### Aim:
Go through the listing and copy each line with the string "marker".

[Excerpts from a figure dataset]
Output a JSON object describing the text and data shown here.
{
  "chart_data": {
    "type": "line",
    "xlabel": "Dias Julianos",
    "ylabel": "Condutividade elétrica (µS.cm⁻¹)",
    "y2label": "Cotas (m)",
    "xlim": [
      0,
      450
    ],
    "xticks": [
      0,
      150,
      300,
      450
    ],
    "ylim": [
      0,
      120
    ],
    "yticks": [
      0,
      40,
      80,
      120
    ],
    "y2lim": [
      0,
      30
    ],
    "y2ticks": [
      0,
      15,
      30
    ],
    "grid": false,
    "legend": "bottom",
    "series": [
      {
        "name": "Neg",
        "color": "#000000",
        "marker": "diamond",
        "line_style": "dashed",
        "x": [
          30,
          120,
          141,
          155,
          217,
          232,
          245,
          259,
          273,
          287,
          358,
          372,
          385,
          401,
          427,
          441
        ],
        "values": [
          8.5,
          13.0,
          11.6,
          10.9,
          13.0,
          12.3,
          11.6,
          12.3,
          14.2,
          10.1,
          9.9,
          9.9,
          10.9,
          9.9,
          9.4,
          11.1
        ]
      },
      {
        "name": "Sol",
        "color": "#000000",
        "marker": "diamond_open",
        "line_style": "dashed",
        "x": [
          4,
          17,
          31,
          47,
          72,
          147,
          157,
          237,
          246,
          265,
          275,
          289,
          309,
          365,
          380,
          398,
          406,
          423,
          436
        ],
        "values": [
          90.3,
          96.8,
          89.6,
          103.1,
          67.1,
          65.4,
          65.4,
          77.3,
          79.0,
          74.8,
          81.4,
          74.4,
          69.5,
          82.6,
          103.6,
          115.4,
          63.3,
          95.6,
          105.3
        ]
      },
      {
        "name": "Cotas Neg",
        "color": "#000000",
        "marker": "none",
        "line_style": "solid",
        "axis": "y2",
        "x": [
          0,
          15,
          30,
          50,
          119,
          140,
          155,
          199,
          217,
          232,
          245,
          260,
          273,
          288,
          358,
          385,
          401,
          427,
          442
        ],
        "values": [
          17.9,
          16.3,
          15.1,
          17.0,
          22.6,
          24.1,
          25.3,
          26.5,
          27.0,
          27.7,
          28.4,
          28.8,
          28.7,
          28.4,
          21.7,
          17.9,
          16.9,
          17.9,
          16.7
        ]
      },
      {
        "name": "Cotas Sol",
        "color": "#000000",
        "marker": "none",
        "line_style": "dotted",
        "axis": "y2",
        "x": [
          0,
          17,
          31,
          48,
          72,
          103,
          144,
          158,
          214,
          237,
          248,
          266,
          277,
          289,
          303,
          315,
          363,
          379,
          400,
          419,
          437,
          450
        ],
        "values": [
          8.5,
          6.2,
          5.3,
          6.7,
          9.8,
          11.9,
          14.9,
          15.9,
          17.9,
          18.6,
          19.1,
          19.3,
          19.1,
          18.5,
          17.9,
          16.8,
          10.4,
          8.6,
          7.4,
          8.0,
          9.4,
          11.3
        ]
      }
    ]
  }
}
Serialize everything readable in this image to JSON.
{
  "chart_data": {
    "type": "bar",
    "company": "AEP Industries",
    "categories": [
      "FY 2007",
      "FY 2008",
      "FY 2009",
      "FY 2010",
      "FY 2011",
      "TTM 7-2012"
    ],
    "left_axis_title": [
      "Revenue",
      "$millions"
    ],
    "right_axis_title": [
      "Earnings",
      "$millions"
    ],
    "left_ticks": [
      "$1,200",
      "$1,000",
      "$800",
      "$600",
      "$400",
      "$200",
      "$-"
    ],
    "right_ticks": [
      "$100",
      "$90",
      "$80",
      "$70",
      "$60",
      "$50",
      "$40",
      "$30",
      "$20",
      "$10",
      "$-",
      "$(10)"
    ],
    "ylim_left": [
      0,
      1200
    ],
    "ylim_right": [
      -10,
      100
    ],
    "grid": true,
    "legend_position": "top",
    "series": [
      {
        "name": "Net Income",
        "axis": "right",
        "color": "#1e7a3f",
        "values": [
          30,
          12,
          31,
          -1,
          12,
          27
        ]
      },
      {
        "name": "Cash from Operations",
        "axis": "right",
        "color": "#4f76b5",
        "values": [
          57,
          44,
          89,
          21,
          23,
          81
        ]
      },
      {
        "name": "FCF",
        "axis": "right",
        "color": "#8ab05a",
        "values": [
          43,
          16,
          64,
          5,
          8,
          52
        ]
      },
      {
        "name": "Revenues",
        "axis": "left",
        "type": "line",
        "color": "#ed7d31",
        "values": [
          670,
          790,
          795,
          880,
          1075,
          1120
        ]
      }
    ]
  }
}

### Exercise response:
        "marker": "diamond",
        "marker": "diamond_open",
        "marker": "none",
        "marker": "none",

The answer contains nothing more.